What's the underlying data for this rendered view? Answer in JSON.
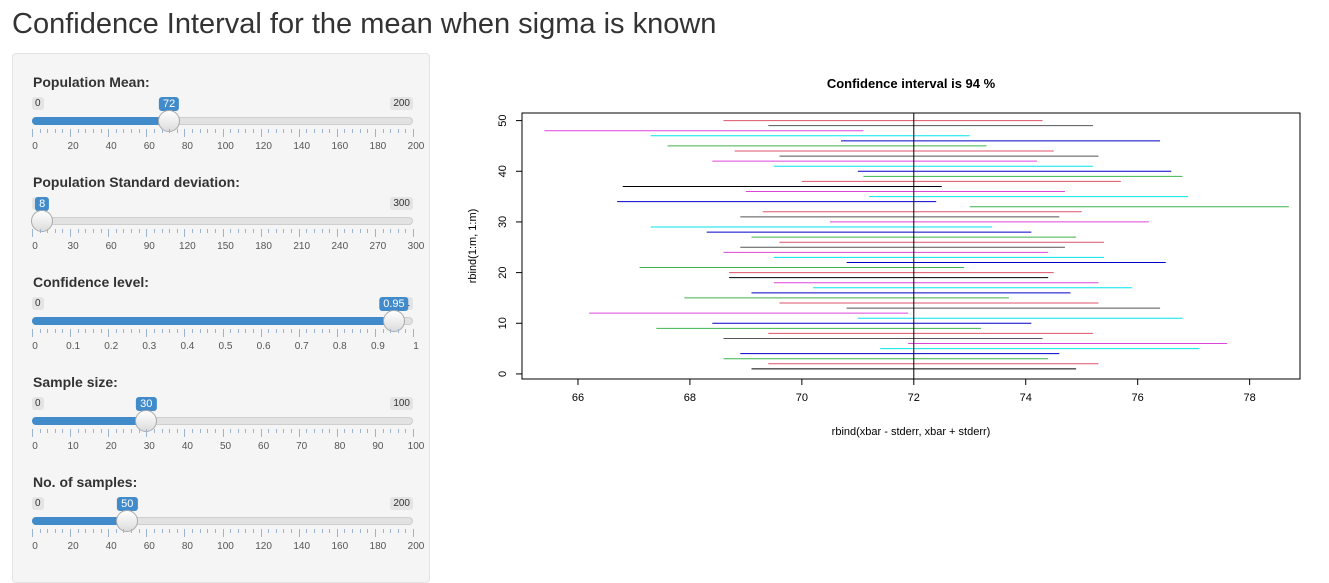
{
  "page": {
    "title": "Confidence Interval for the mean when sigma is known"
  },
  "sliders": [
    {
      "id": "mean",
      "label": "Population Mean:",
      "min": 0,
      "max": 200,
      "value": 72,
      "value_label": "72",
      "min_label": "0",
      "max_label": "200",
      "tick_labels": [
        "0",
        "20",
        "40",
        "60",
        "80",
        "100",
        "120",
        "140",
        "160",
        "180",
        "200"
      ]
    },
    {
      "id": "sd",
      "label": "Population Standard deviation:",
      "min": 0,
      "max": 300,
      "value": 8,
      "value_label": "8",
      "min_label": "0",
      "max_label": "300",
      "tick_labels": [
        "0",
        "30",
        "60",
        "90",
        "120",
        "150",
        "180",
        "210",
        "240",
        "270",
        "300"
      ]
    },
    {
      "id": "conf",
      "label": "Confidence level:",
      "min": 0,
      "max": 1,
      "value": 0.95,
      "value_label": "0.95",
      "min_label": "0",
      "max_label": "1",
      "tick_labels": [
        "0",
        "0.1",
        "0.2",
        "0.3",
        "0.4",
        "0.5",
        "0.6",
        "0.7",
        "0.8",
        "0.9",
        "1"
      ]
    },
    {
      "id": "n",
      "label": "Sample size:",
      "min": 0,
      "max": 100,
      "value": 30,
      "value_label": "30",
      "min_label": "0",
      "max_label": "100",
      "tick_labels": [
        "0",
        "10",
        "20",
        "30",
        "40",
        "50",
        "60",
        "70",
        "80",
        "90",
        "100"
      ]
    },
    {
      "id": "m",
      "label": "No. of samples:",
      "min": 0,
      "max": 200,
      "value": 50,
      "value_label": "50",
      "min_label": "0",
      "max_label": "200",
      "tick_labels": [
        "0",
        "20",
        "40",
        "60",
        "80",
        "100",
        "120",
        "140",
        "160",
        "180",
        "200"
      ]
    }
  ],
  "chart_data": {
    "type": "line",
    "title": "Confidence interval is  94 %",
    "xlabel": "rbind(xbar - stderr, xbar + stderr)",
    "ylabel": "rbind(1:m, 1:m)",
    "xlim": [
      65.0,
      78.9
    ],
    "ylim": [
      -1,
      51.5
    ],
    "x_ticks": [
      66,
      68,
      70,
      72,
      74,
      76,
      78
    ],
    "x_tick_labels": [
      "66",
      "68",
      "70",
      "72",
      "74",
      "76",
      "78"
    ],
    "y_ticks": [
      0,
      10,
      20,
      30,
      40,
      50
    ],
    "y_tick_labels": [
      "0",
      "10",
      "20",
      "30",
      "40",
      "50"
    ],
    "reference_x": 72,
    "grid": false,
    "palette": [
      "#000000",
      "#DF536B",
      "#61D04F",
      "#2297E6",
      "#28E2E5",
      "#CD0BBC",
      "#F5C710",
      "#9E9E9E"
    ],
    "series_colors": [
      "#000000",
      "#DF536B",
      "#3CB44B",
      "#0000CC",
      "#00E5EE",
      "#DD44DD",
      "#E05050",
      "#555555"
    ],
    "intervals": [
      {
        "i": 1,
        "lo": 69.1,
        "hi": 74.9,
        "color": "#000000"
      },
      {
        "i": 2,
        "lo": 69.4,
        "hi": 75.3,
        "color": "#DF536B"
      },
      {
        "i": 3,
        "lo": 68.6,
        "hi": 74.4,
        "color": "#3CB44B"
      },
      {
        "i": 4,
        "lo": 68.9,
        "hi": 74.6,
        "color": "#0000CC"
      },
      {
        "i": 5,
        "lo": 71.4,
        "hi": 77.1,
        "color": "#00E5EE"
      },
      {
        "i": 6,
        "lo": 71.9,
        "hi": 77.6,
        "color": "#DD44DD"
      },
      {
        "i": 7,
        "lo": 68.6,
        "hi": 74.3,
        "color": "#555555"
      },
      {
        "i": 8,
        "lo": 69.4,
        "hi": 75.2,
        "color": "#DF536B"
      },
      {
        "i": 9,
        "lo": 67.4,
        "hi": 73.2,
        "color": "#3CB44B"
      },
      {
        "i": 10,
        "lo": 68.4,
        "hi": 74.1,
        "color": "#0000CC"
      },
      {
        "i": 11,
        "lo": 71.0,
        "hi": 76.8,
        "color": "#00E5EE"
      },
      {
        "i": 12,
        "lo": 66.2,
        "hi": 71.9,
        "color": "#DD44DD"
      },
      {
        "i": 13,
        "lo": 70.8,
        "hi": 76.4,
        "color": "#555555"
      },
      {
        "i": 14,
        "lo": 69.6,
        "hi": 75.3,
        "color": "#DF536B"
      },
      {
        "i": 15,
        "lo": 67.9,
        "hi": 73.7,
        "color": "#3CB44B"
      },
      {
        "i": 16,
        "lo": 69.1,
        "hi": 74.8,
        "color": "#0000CC"
      },
      {
        "i": 17,
        "lo": 70.2,
        "hi": 75.9,
        "color": "#00E5EE"
      },
      {
        "i": 18,
        "lo": 69.5,
        "hi": 75.3,
        "color": "#DD44DD"
      },
      {
        "i": 19,
        "lo": 68.7,
        "hi": 74.4,
        "color": "#000000"
      },
      {
        "i": 20,
        "lo": 68.7,
        "hi": 74.5,
        "color": "#DF536B"
      },
      {
        "i": 21,
        "lo": 67.1,
        "hi": 72.9,
        "color": "#3CB44B"
      },
      {
        "i": 22,
        "lo": 70.8,
        "hi": 76.5,
        "color": "#0000CC"
      },
      {
        "i": 23,
        "lo": 69.5,
        "hi": 75.4,
        "color": "#00E5EE"
      },
      {
        "i": 24,
        "lo": 68.6,
        "hi": 74.4,
        "color": "#DD44DD"
      },
      {
        "i": 25,
        "lo": 68.9,
        "hi": 74.7,
        "color": "#555555"
      },
      {
        "i": 26,
        "lo": 69.6,
        "hi": 75.4,
        "color": "#DF536B"
      },
      {
        "i": 27,
        "lo": 69.1,
        "hi": 74.9,
        "color": "#3CB44B"
      },
      {
        "i": 28,
        "lo": 68.3,
        "hi": 74.1,
        "color": "#0000CC"
      },
      {
        "i": 29,
        "lo": 67.3,
        "hi": 73.4,
        "color": "#00E5EE"
      },
      {
        "i": 30,
        "lo": 70.5,
        "hi": 76.2,
        "color": "#DD44DD"
      },
      {
        "i": 31,
        "lo": 68.9,
        "hi": 74.6,
        "color": "#555555"
      },
      {
        "i": 32,
        "lo": 69.3,
        "hi": 75.0,
        "color": "#DF536B"
      },
      {
        "i": 33,
        "lo": 73.0,
        "hi": 78.7,
        "color": "#3CB44B"
      },
      {
        "i": 34,
        "lo": 66.7,
        "hi": 72.4,
        "color": "#0000CC"
      },
      {
        "i": 35,
        "lo": 71.2,
        "hi": 76.9,
        "color": "#00E5EE"
      },
      {
        "i": 36,
        "lo": 69.0,
        "hi": 74.7,
        "color": "#DD44DD"
      },
      {
        "i": 37,
        "lo": 66.8,
        "hi": 72.5,
        "color": "#000000"
      },
      {
        "i": 38,
        "lo": 70.0,
        "hi": 75.7,
        "color": "#DF536B"
      },
      {
        "i": 39,
        "lo": 71.1,
        "hi": 76.8,
        "color": "#3CB44B"
      },
      {
        "i": 40,
        "lo": 71.0,
        "hi": 76.6,
        "color": "#0000CC"
      },
      {
        "i": 41,
        "lo": 69.5,
        "hi": 75.2,
        "color": "#00E5EE"
      },
      {
        "i": 42,
        "lo": 68.4,
        "hi": 74.2,
        "color": "#DD44DD"
      },
      {
        "i": 43,
        "lo": 69.6,
        "hi": 75.3,
        "color": "#555555"
      },
      {
        "i": 44,
        "lo": 68.8,
        "hi": 74.5,
        "color": "#DF536B"
      },
      {
        "i": 45,
        "lo": 67.6,
        "hi": 73.3,
        "color": "#3CB44B"
      },
      {
        "i": 46,
        "lo": 70.7,
        "hi": 76.4,
        "color": "#0000CC"
      },
      {
        "i": 47,
        "lo": 67.3,
        "hi": 73.0,
        "color": "#00E5EE"
      },
      {
        "i": 48,
        "lo": 65.4,
        "hi": 71.1,
        "color": "#DD44DD"
      },
      {
        "i": 49,
        "lo": 69.4,
        "hi": 75.2,
        "color": "#555555"
      },
      {
        "i": 50,
        "lo": 68.6,
        "hi": 74.3,
        "color": "#DF536B"
      }
    ]
  }
}
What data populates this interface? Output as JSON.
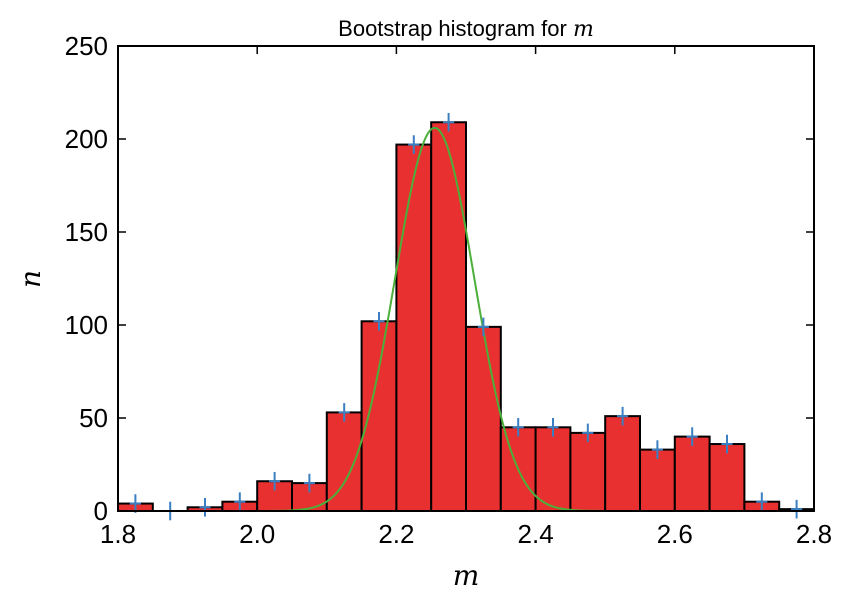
{
  "chart_data": {
    "type": "bar",
    "title": "Bootstrap histogram for",
    "title_math": "m",
    "xlabel": "m",
    "ylabel": "n",
    "xlim": [
      1.8,
      2.8
    ],
    "ylim": [
      0,
      250
    ],
    "xticks": [
      1.8,
      2.0,
      2.2,
      2.4,
      2.6,
      2.8
    ],
    "xtick_labels": [
      "1.8",
      "2.0",
      "2.2",
      "2.4",
      "2.6",
      "2.8"
    ],
    "yticks": [
      0,
      50,
      100,
      150,
      200,
      250
    ],
    "ytick_labels": [
      "0",
      "50",
      "100",
      "150",
      "200",
      "250"
    ],
    "grid": false,
    "bin_width": 0.05,
    "bin_starts": [
      1.8,
      1.85,
      1.9,
      1.95,
      2.0,
      2.05,
      2.1,
      2.15,
      2.2,
      2.25,
      2.3,
      2.35,
      2.4,
      2.45,
      2.5,
      2.55,
      2.6,
      2.65,
      2.7,
      2.75
    ],
    "counts": [
      4,
      0,
      2,
      5,
      16,
      15,
      53,
      102,
      197,
      209,
      99,
      45,
      45,
      42,
      51,
      33,
      40,
      36,
      5,
      1
    ],
    "errorbars": {
      "x": [
        1.825,
        1.875,
        1.925,
        1.975,
        2.025,
        2.075,
        2.125,
        2.175,
        2.225,
        2.275,
        2.325,
        2.375,
        2.425,
        2.475,
        2.525,
        2.575,
        2.625,
        2.675,
        2.725,
        2.775
      ],
      "y": [
        4,
        0,
        2,
        5,
        16,
        15,
        53,
        102,
        197,
        209,
        99,
        45,
        45,
        42,
        51,
        33,
        40,
        36,
        5,
        1
      ],
      "yerr": 5,
      "xerr": 0.008
    },
    "fit_curve": {
      "type": "gaussian",
      "amplitude": 206,
      "mean": 2.255,
      "sigma": 0.057
    },
    "colors": {
      "bars": "#e83030",
      "bar_edge": "#000000",
      "errorbars": "#3a7fc1",
      "fit": "#4caf3a"
    }
  }
}
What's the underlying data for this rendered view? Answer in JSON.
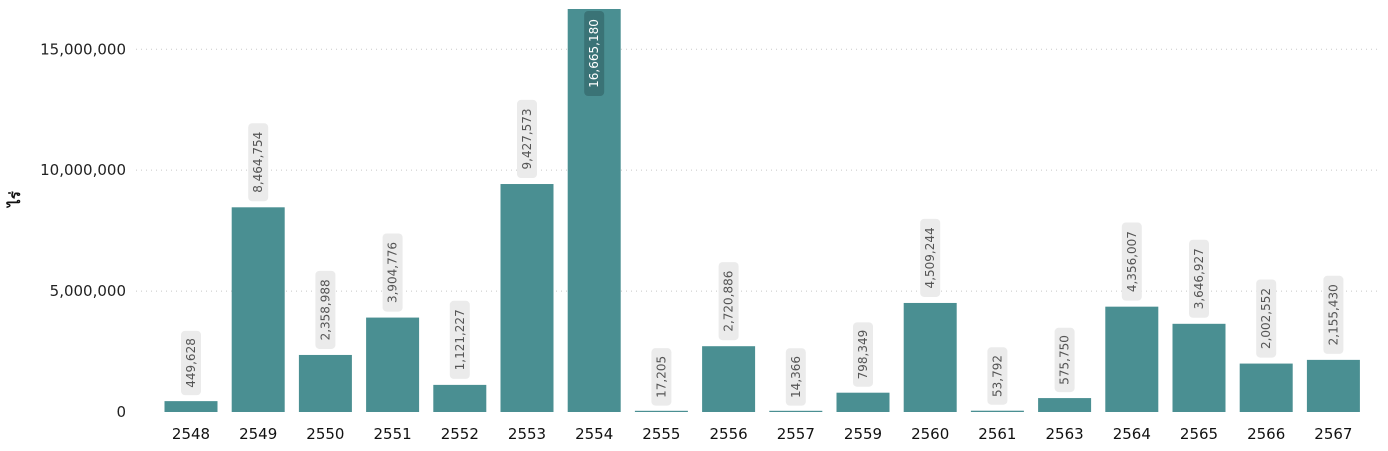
{
  "chart_data": {
    "type": "bar",
    "title": "",
    "xlabel": "",
    "ylabel": "ไร่",
    "ylim": [
      0,
      16665180
    ],
    "yticks": [
      0,
      5000000,
      10000000,
      15000000
    ],
    "ytick_labels": [
      "0",
      "5,000,000",
      "10,000,000",
      "15,000,000"
    ],
    "grid": true,
    "bar_color": "#4a8f92",
    "label_bg": "#ebebeb",
    "label_color": "#555555",
    "highlight_label_bg": "#3a7376",
    "highlight_label_color": "#ffffff",
    "categories": [
      "2548",
      "2549",
      "2550",
      "2551",
      "2552",
      "2553",
      "2554",
      "2555",
      "2556",
      "2557",
      "2559",
      "2560",
      "2561",
      "2563",
      "2564",
      "2565",
      "2566",
      "2567"
    ],
    "values": [
      449628,
      8464754,
      2358988,
      3904776,
      1121227,
      9427573,
      16665180,
      17205,
      2720886,
      14366,
      798349,
      4509244,
      53792,
      575750,
      4356007,
      3646927,
      2002552,
      2155430
    ],
    "data_labels": [
      "449,628",
      "8,464,754",
      "2,358,988",
      "3,904,776",
      "1,121,227",
      "9,427,573",
      "16,665,180",
      "17,205",
      "2,720,886",
      "14,366",
      "798,349",
      "4,509,244",
      "53,792",
      "575,750",
      "4,356,007",
      "3,646,927",
      "2,002,552",
      "2,155,430"
    ]
  }
}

▶ _Your task_: Search the listing above for the string "rbind". Copy every line that contains it.

▶ _Written response_:
    "xlabel": "rbind(xbar - stderr, xbar + stderr)",
    "ylabel": "rbind(1:m, 1:m)",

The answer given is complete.